Stored data
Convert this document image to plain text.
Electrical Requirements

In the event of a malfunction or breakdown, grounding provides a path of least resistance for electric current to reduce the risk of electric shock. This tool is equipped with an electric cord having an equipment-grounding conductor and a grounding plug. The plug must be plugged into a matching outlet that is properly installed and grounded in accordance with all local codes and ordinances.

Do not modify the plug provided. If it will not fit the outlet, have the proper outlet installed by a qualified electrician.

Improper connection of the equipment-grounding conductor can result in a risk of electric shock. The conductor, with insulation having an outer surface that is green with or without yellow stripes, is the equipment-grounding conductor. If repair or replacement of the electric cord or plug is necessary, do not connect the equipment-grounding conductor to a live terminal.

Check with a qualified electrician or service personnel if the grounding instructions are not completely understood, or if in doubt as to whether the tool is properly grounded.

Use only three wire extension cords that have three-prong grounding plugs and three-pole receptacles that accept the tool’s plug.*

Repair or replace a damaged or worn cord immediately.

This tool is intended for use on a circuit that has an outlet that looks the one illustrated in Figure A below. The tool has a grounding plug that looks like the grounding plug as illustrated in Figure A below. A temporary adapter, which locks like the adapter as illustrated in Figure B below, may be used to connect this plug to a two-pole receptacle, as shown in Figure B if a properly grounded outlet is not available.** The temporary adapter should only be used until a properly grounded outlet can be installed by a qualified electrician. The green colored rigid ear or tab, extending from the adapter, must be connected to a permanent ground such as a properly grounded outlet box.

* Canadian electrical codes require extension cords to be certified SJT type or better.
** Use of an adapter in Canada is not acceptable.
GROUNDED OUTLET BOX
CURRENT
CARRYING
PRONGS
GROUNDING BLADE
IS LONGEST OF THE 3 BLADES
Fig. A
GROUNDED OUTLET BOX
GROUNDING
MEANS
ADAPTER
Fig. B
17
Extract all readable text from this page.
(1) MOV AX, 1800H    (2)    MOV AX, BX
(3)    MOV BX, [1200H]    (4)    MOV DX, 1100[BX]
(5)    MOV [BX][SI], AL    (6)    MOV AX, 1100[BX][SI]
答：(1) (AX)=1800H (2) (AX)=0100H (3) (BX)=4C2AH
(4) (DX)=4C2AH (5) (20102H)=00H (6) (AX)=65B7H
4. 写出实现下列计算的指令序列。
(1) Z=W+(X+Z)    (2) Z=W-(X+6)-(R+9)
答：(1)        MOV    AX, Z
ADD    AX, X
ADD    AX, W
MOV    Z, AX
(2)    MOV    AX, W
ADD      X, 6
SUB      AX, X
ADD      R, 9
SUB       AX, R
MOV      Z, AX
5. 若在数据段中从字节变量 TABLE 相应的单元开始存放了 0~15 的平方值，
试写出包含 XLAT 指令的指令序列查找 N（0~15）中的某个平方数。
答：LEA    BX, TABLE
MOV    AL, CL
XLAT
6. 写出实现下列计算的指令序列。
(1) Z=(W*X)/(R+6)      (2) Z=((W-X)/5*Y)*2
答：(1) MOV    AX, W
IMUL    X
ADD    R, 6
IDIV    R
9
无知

= The task =
Word for word, quote the lines from the line containing "Extract all readable text from this page." through the end of the material, both included, and nothing else.

= Exercise response =
Extract all readable text from this page.
(1) MOV AX, 1800H    (2)    MOV AX, BX
(3)    MOV BX, [1200H]    (4)    MOV DX, 1100[BX]
(5)    MOV [BX][SI], AL    (6)    MOV AX, 1100[BX][SI]
答：(1) (AX)=1800H (2) (AX)=0100H (3) (BX)=4C2AH
(4) (DX)=4C2AH (5) (20102H)=00H (6) (AX)=65B7H
4. 写出实现下列计算的指令序列。
(1) Z=W+(X+Z)    (2) Z=W-(X+6)-(R+9)
答：(1)        MOV    AX, Z
ADD    AX, X
ADD    AX, W
MOV    Z, AX
(2)    MOV    AX, W
ADD      X, 6
SUB      AX, X
ADD      R, 9
SUB       AX, R
MOV      Z, AX
5. 若在数据段中从字节变量 TABLE 相应的单元开始存放了 0~15 的平方值，
试写出包含 XLAT 指令的指令序列查找 N（0~15）中的某个平方数。
答：LEA    BX, TABLE
MOV    AL, CL
XLAT
6. 写出实现下列计算的指令序列。
(1) Z=(W*X)/(R+6)      (2) Z=((W-X)/5*Y)*2
答：(1) MOV    AX, W
IMUL    X
ADD    R, 6
IDIV    R
9
无知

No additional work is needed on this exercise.